Description of the task:
Which lines below hold the word "required"? Copy all of them.

Recorded data:
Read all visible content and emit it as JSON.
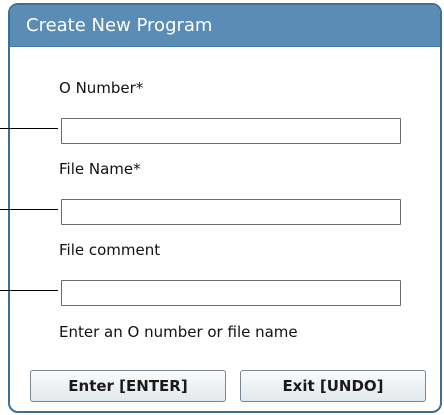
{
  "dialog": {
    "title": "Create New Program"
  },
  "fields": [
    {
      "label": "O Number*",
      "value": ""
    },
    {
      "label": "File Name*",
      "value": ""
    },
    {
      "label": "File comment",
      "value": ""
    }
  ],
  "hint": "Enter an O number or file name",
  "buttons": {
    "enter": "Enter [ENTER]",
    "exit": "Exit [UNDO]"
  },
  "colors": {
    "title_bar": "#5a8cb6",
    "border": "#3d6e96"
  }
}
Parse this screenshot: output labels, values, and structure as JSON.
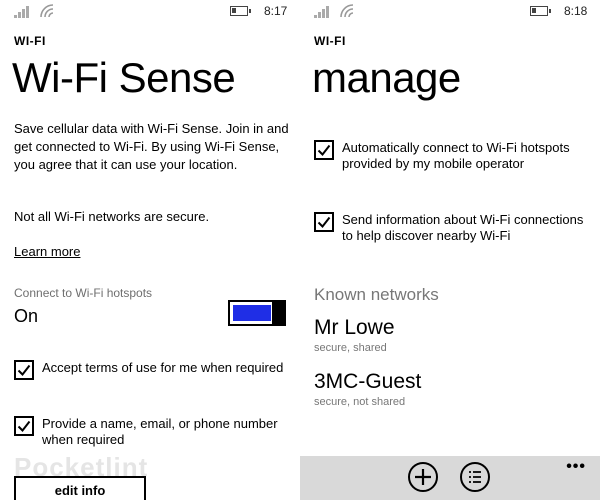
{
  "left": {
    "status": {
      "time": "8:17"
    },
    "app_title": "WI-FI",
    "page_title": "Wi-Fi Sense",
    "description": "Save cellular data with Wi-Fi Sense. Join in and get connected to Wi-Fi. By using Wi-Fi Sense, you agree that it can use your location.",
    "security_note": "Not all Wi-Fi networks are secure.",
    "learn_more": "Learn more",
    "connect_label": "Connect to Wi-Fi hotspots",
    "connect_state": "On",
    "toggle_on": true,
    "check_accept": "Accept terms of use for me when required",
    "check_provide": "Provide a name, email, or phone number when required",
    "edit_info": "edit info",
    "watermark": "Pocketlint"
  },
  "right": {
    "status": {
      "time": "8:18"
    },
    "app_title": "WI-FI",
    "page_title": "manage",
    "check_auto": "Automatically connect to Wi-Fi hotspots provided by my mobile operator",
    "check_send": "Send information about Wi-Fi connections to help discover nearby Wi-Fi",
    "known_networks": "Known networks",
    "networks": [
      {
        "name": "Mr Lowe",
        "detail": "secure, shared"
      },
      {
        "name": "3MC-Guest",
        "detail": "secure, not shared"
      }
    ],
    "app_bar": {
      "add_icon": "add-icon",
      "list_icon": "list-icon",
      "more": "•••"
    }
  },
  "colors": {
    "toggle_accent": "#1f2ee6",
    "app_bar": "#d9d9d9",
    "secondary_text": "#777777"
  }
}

Exercise result:
    "check_accept": "Accept terms of use for me when required",
    "check_provide": "Provide a name, email, or phone number when required",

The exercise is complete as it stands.